I am Indonesian

Everyone Have an Own Name and Story

120 Meter Lagi




“Jadi, malam ini jangan banyak ngobrol. Langsung istirahat. Tidur ya, harus tidur. Soalnya besok pagi buta kita perlu tenaga ekstra buat sampai ke puncak Mahameru.”

Aku gak yakin secara pasti siapa yang bicara saat itu, entah Arat atau juga Mas Herry. Ya, sekitar enam bulan lalu kami memang melakukan perjalanan yang (menurutku) luar biasa. Bersama Arat, Mas Herry, dan dua belas orang lainnya kami melakukan perjalanan untuk mencoba menjadi orang paling tinggi di Pulau Jawa.

“...”

Aku cuma diam, gak tahu harus berbuat apa. Susah banget mendeskripsikan perasaanku saat itu. Antara senang, takut, gak percaya, geregetan, seolah bercampur jadi satu dan aku gak bisa menemukan kata yang pas untuk mewakili itu semua. Yang jelas aku sudah lama membayangkan ini terjadi. Aku sudah lama ingin menginjakkan kakiku atau sekedar berteriak di tempat paling tinggi di Pulau Jawa, Puncak Mahameru. Dan kurang dari empat jam, perjalanan ke sana akan dimulai.


***


“Oi, bangun..! Udah jam 2 nih. Kita bisa kesiangan sampai puncak.”

[Tugas] Salin bagian dari teks sumber mulai dari "Aku gak yakin" dan terus sampai "sana akan dimulai.", tanpa mengubah satu kata pun.

[Kumpulan data]
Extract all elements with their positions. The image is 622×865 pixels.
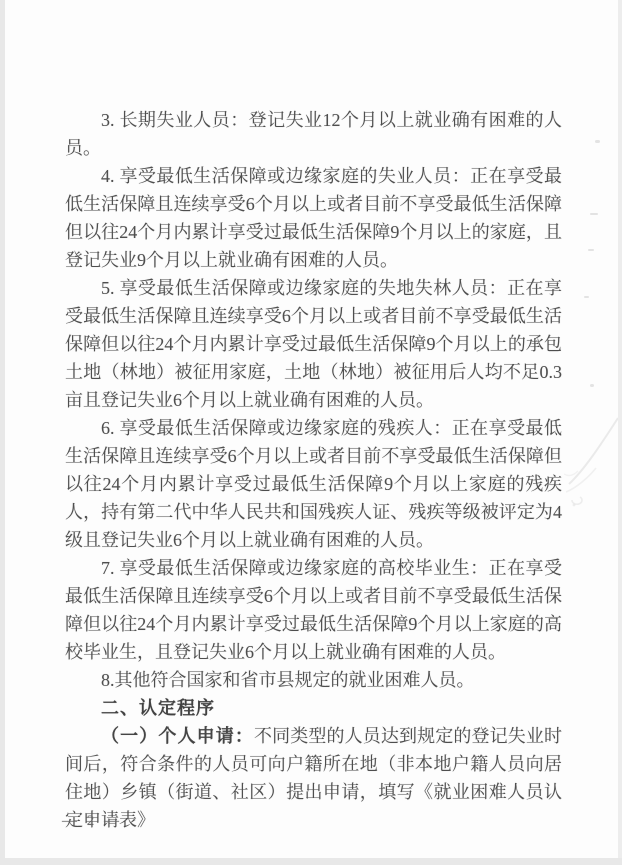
list-item-8: 8.其他符合国家和省市县规定的就业困难人员。 bbox=[65, 666, 562, 694]
list-item-6: 6. 享受最低生活保障或边缘家庭的残疾人：正在享受最低生活保障且连续享受6个月以… bbox=[65, 414, 562, 554]
scan-edge-right bbox=[618, 0, 622, 865]
scan-speck bbox=[588, 249, 594, 251]
procedure-lead: （一）个人申请： bbox=[101, 726, 254, 746]
procedure-paragraph: （一）个人申请：不同类型的人员达到规定的登记失业时间后，符合条件的人员可向户籍所… bbox=[65, 722, 562, 834]
list-item-3: 3. 长期失业人员：登记失业12个月以上就业确有困难的人员。 bbox=[65, 106, 562, 162]
scan-speck bbox=[590, 213, 598, 215]
pencil-smudge bbox=[564, 412, 622, 507]
scan-speck bbox=[590, 384, 594, 387]
scan-speck bbox=[584, 296, 589, 298]
page-number: — 2 — bbox=[62, 813, 122, 830]
scan-edge-bottom bbox=[0, 858, 622, 865]
list-item-7: 7. 享受最低生活保障或边缘家庭的高校毕业生：正在享受最低生活保障且连续享受6个… bbox=[65, 554, 562, 666]
scan-speck bbox=[595, 140, 600, 143]
document-body: 3. 长期失业人员：登记失业12个月以上就业确有困难的人员。 4. 享受最低生活… bbox=[65, 106, 562, 834]
list-item-5: 5. 享受最低生活保障或边缘家庭的失地失林人员：正在享受最低生活保障且连续享受6… bbox=[65, 274, 562, 414]
section-heading: 二、认定程序 bbox=[65, 694, 562, 722]
list-item-4: 4. 享受最低生活保障或边缘家庭的失业人员：正在享受最低生活保障且连续享受6个月… bbox=[65, 162, 562, 274]
scan-edge-left bbox=[0, 0, 5, 865]
document-page: 3. 长期失业人员：登记失业12个月以上就业确有困难的人员。 4. 享受最低生活… bbox=[0, 0, 622, 865]
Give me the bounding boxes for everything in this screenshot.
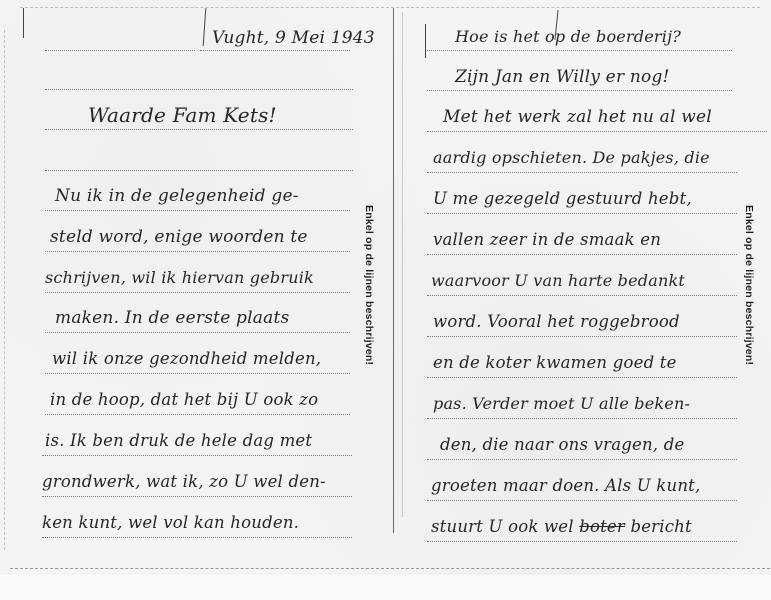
- ruled-line: [427, 295, 737, 296]
- letter-line: word. Vooral het roggebrood: [433, 312, 680, 331]
- ruled-line: [427, 541, 737, 542]
- letter-line: groeten maar doen. Als U kunt,: [431, 476, 700, 495]
- letter-line: steld word, enige woorden te: [50, 227, 308, 247]
- letter-line: ken kunt, wel vol kan houden.: [42, 513, 299, 532]
- scan-margin: [0, 575, 771, 600]
- ruled-line: [45, 50, 195, 51]
- last-line-start: stuurt U ook wel: [431, 517, 574, 536]
- ruled-line: [42, 537, 352, 538]
- ruled-line: [45, 332, 350, 333]
- ruled-line: [45, 292, 350, 293]
- ruled-line: [45, 373, 350, 374]
- letter-line: in de hoop, dat het bij U ook zo: [50, 390, 318, 409]
- ruled-line: [427, 50, 732, 51]
- ruled-line: [45, 414, 350, 415]
- ruled-line: [42, 496, 352, 497]
- ruled-line: [427, 500, 737, 501]
- letter-line: wil ik onze gezondheid melden,: [52, 349, 321, 368]
- ruled-line: [427, 254, 737, 255]
- bottom-frame-line: [10, 568, 770, 569]
- letter-line: den, die naar ons vragen, de: [440, 435, 684, 454]
- last-line-end: bericht: [630, 517, 691, 536]
- letter-line: vallen zeer in de smaak en: [433, 230, 661, 249]
- ruled-line: [427, 377, 737, 378]
- print-instruction-left: Enkel op de lijnen beschrijven!: [363, 205, 375, 365]
- ruled-line: [427, 90, 732, 91]
- letter-line: grondwerk, wat ik, zo U wel den-: [42, 472, 326, 491]
- ruled-line: [427, 459, 737, 460]
- letter-line: aardig opschieten. De pakjes, die: [433, 148, 710, 167]
- ruled-line: [45, 89, 353, 90]
- letter-line: pas. Verder moet U alle beken-: [433, 394, 690, 413]
- letter-line: U me gezegeld gestuurd hebt,: [433, 189, 692, 208]
- ruled-line: [427, 418, 737, 419]
- struck-word: boter: [579, 517, 625, 536]
- letter-scan: Vught, 9 Mei 1943 Waarde Fam Kets! Nu ik…: [0, 0, 771, 600]
- letter-line: Met het werk zal het nu al wel: [443, 107, 712, 127]
- letter-line: waarvoor U van harte bedankt: [431, 271, 685, 290]
- letter-line: maken. In de eerste plaats: [55, 308, 289, 328]
- ruled-line: [45, 170, 353, 171]
- ruled-line: [45, 251, 350, 252]
- ruled-line: [427, 336, 737, 337]
- letter-line: is. Ik ben druk de hele dag met: [45, 431, 312, 450]
- ruled-line: [200, 50, 350, 51]
- ruled-line: [42, 455, 352, 456]
- letter-line-last: stuurt U ook wel boter bericht: [431, 517, 692, 536]
- ruled-line: [45, 210, 350, 211]
- ruled-line: [427, 131, 767, 132]
- ruled-line: [45, 129, 353, 130]
- print-instruction-right: Enkel op de lijnen beschrijven!: [743, 205, 755, 365]
- place-date: Vught, 9 Mei 1943: [212, 28, 375, 48]
- letter-line: schrijven, wil ik hiervan gebruik: [45, 268, 314, 287]
- letter-line: en de koter kwamen goed te: [433, 353, 677, 372]
- ruled-line: [427, 213, 737, 214]
- letter-line: Nu ik in de gelegenheid ge-: [55, 186, 299, 206]
- salutation: Waarde Fam Kets!: [88, 103, 277, 127]
- right-page: Hoe is het op de boerderij? Zijn Jan en …: [395, 0, 771, 560]
- letter-line: Hoe is het op de boerderij?: [455, 27, 681, 46]
- ruled-line: [427, 172, 737, 173]
- left-page: Vught, 9 Mei 1943 Waarde Fam Kets! Nu ik…: [0, 0, 393, 560]
- letter-line: Zijn Jan en Willy er nog!: [455, 67, 670, 87]
- page-fold-divider: [393, 8, 394, 533]
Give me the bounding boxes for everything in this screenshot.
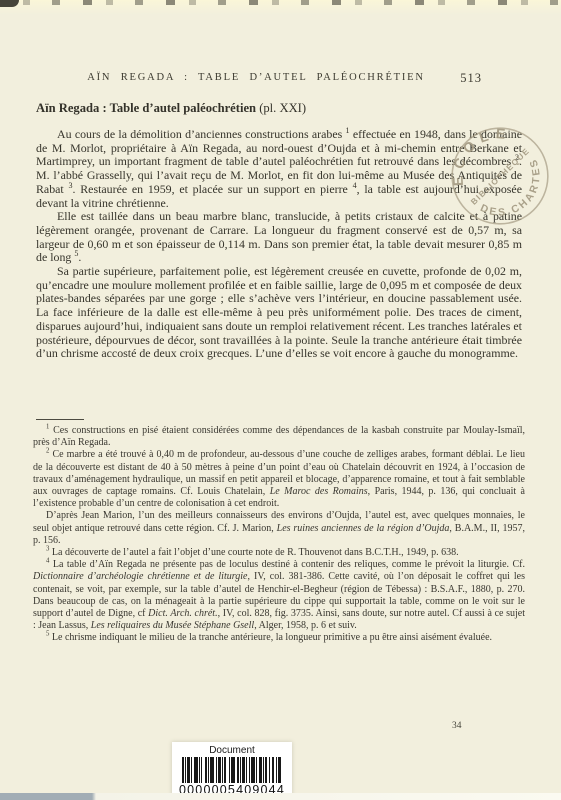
footnote: 4 La table d’Aïn Regada ne présente pas … [33, 559, 525, 632]
text-segment: . [78, 250, 81, 264]
text-segment: Ces constructions en pisé étaient consid… [33, 425, 525, 448]
text-segment: Elle est taillée dans un beau marbre bla… [36, 209, 522, 264]
footnote: 3 La découverte de l’autel a fait l’obje… [33, 547, 525, 559]
page-header: AÏN REGADA : TABLE D’AUTEL PALÉOCHRÉTIEN… [36, 72, 522, 88]
text-segment: Dictionnaire d’archéologie chrétienne et… [33, 571, 247, 582]
text-segment: La table d’Aïn Regada ne présente pas de… [49, 559, 525, 570]
footnote: 2 Ce marbre a été trouvé à 0,40 m de pro… [33, 449, 525, 510]
barcode-label: Document [209, 745, 255, 756]
body-paragraph: Sa partie supérieure, parfaitement polie… [36, 265, 522, 361]
text-segment: La découverte de l’autel a fait l’objet … [49, 547, 458, 558]
article-title: Aïn Regada : Table d’autel paléochrétien… [36, 101, 306, 116]
page-number: 513 [460, 71, 482, 86]
barcode-bars [182, 757, 283, 783]
text-segment: Au cours de la démolition d’anciennes co… [57, 127, 346, 141]
running-title: AÏN REGADA : TABLE D’AUTEL PALÉOCHRÉTIEN [86, 72, 426, 83]
text-segment: Sa partie supérieure, parfaitement polie… [36, 264, 522, 360]
text-segment: Aïn Regada : Table d’autel paléochrétien [36, 101, 256, 115]
footnote: 5 Le chrisme indiquant le milieu de la t… [33, 632, 525, 644]
body-paragraph: Elle est taillée dans un beau marbre bla… [36, 210, 522, 265]
folio-number: 34 [452, 721, 462, 731]
footnote-separator [36, 419, 84, 420]
stamp-middle-text: BIBLIOTHÈQUE [468, 145, 532, 207]
text-segment: Le Maroc des Romains [270, 486, 368, 497]
text-segment: (pl. XXI) [256, 101, 306, 115]
scanned-page: AÏN REGADA : TABLE D’AUTEL PALÉOCHRÉTIEN… [0, 0, 561, 800]
text-segment: , Alger, 1958, p. 6 et suiv. [254, 620, 357, 631]
footnote: 1 Ces constructions en pisé étaient cons… [33, 425, 525, 449]
text-segment: Le chrisme indiquant le milieu de la tra… [49, 632, 492, 643]
text-segment: Les reliquaires du Musée Stéphane Gsell [91, 620, 254, 631]
scan-speckle-band [0, 0, 561, 5]
footnotes: 1 Ces constructions en pisé étaient cons… [33, 425, 525, 645]
text-segment: . Restaurée en 1959, et placée sur un su… [73, 182, 353, 196]
footnote: D’après Jean Marion, l’un des meilleurs … [33, 510, 525, 547]
scan-edge-bottom [0, 793, 561, 800]
text-segment: Dict. Arch. chrét. [148, 608, 217, 619]
text-segment: Les ruines anciennes de la région d’Oujd… [277, 523, 450, 534]
barcode-sticker: Document 0000005409044 [172, 742, 292, 800]
barcode-space [281, 757, 282, 783]
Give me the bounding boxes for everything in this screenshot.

[Contoh jawaban]
Aku gak yakin secara pasti siapa yang bicara saat itu, entah Arat atau juga Mas Herry. Ya, sekitar enam bulan lalu kami memang melakukan perjalanan yang (menurutku) luar biasa. Bersama Arat, Mas Herry, dan dua belas orang lainnya kami melakukan perjalanan untuk mencoba menjadi orang paling tinggi di Pulau Jawa.

“...”

Aku cuma diam, gak tahu harus berbuat apa. Susah banget mendeskripsikan perasaanku saat itu. Antara senang, takut, gak percaya, geregetan, seolah bercampur jadi satu dan aku gak bisa menemukan kata yang pas untuk mewakili itu semua. Yang jelas aku sudah lama membayangkan ini terjadi. Aku sudah lama ingin menginjakkan kakiku atau sekedar berteriak di tempat paling tinggi di Pulau Jawa, Puncak Mahameru. Dan kurang dari empat jam, perjalanan ke sana akan dimulai.